Given text:
# Culinary School & menu design? feasible or not?



## mordopaul (Jan 21, 2010)

We just launched an off-site catering business aimed for social and corporate clients in and around the Detroit Area. we are currently 2 operators, one specializing in booking and coordinating events, while the other in coordinating food preparation and service. Now we are both young and ambitious, taking calculated risks and we try to plan out things ahead of time, as we have learned successful caterers do, we each have less than 6 years of experience in food industry but we like rapid evolution.

we enjoy cooking meals, and we have gotten positive feedback on our style, but we are both limited in our culinary expertise. In order to develop a great menu, I have come up with the idea of placing an add in two local culinary schools, a*sking for a catering chef to develop a menu and it's ingredients for us (one time consultation), of course for a fee! is this the Right way to do this?? *if we obtain economy's of scale, we would like to employ culinary students and grow our relationship with the schools. could anyone elaborate on this a bit, what are the cons and the trade-offs. is it realistic?

what should the expected cost of designing a menu be?


----------



## shroomgirl (Aug 11, 2000)

Make sure your consultant has experience in offsite catering.....restaurant menus do not always translate. If you have not worked in offsite catering, work for a caterer that does for a while.....there are serious differences between onsite and offsite, both in equipment needs as well as logistics.

I've worked with three different culinary schools in our city, one I automatically will not accept "free labor" from.....students like every other employee don't generally have experience so things take longer, they also need to be taught.....not all have good work ethics, in many cases it's horrific.

Menus are a portion of the battle.....knowing how to decorate, setup, staff, serve in various venues has a definate learning curve.


----------



## foodpump (Oct 10, 2005)

Ummmmmmm.....

Culinary schools produce culinary graduates, NOT Chefs. Some students have previous experience, others don't.


The menu has to be developed for:
 

-The equipment available( both home base and on-site, and this includes heavy eqpt, serving eqpt, transport and holding eqpt)
-Within limitations of what  your purveyors can supply

-Within limitations of current staff and what they are capable of.


The ideal caterers--and the ones who are succesful, are the ones who have one partner in the kitchen cooking/managing, and one partner getting customers.  If one is only "co-ordinating" food, they are at the mercy of the one doing the actual cooking...

Am I making any sense?


----------



## mordopaul (Jan 21, 2010)

Thank you Shroomgirl, I will be specific in listing off-site catering requirement for both the consultant and the menu design. I have off-site catering experience for 3 seasons (summer), experiencing both sales, cooking, delivering and most of the hurdles associated with off-site.

Thank You Foodpump, I will be opperating out of a local church with a certified, new kitchen, with most of commercial equipment I need and I do have access to most transport equipment.

Recorded information:

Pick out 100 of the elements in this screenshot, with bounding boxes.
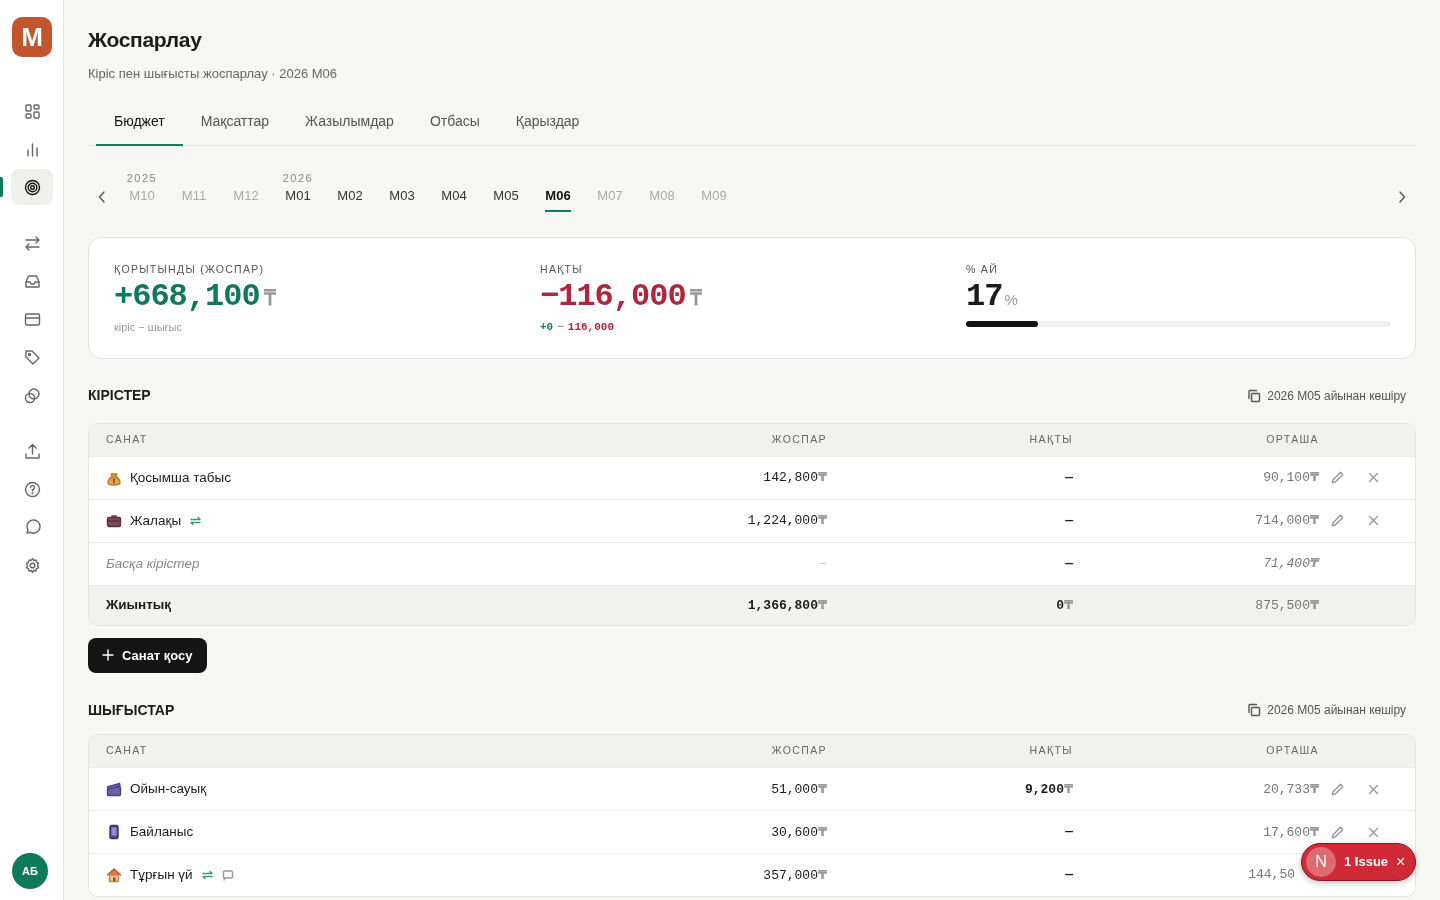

Short exercise A:
Answer these about the catering thread:
(i) Which area are the business's social and corporate clients in and around?
(ii) How many different culinary schools does shroomgirl say they have worked with in their city?
(iii) Where will mordopaul be operating out of?
Short exercise B:
Please copy the catering thread word for word, from "I've worked with" up to and including "definate learning curve.".

Worked solution A:
(i) The Detroit Area.
(ii) Three.
(iii) A local church with a certified, new kitchen.

Worked solution B:
I've worked with three different culinary schools in our city, one I automatically will not accept "free labor" from.....students like every other employee don't generally have experience so things take longer, they also need to be taught.....not all have good work ethics, in many cases it's horrific.

Menus are a portion of the battle.....knowing how to decorate, setup, staff, serve in various venues has a definate learning curve.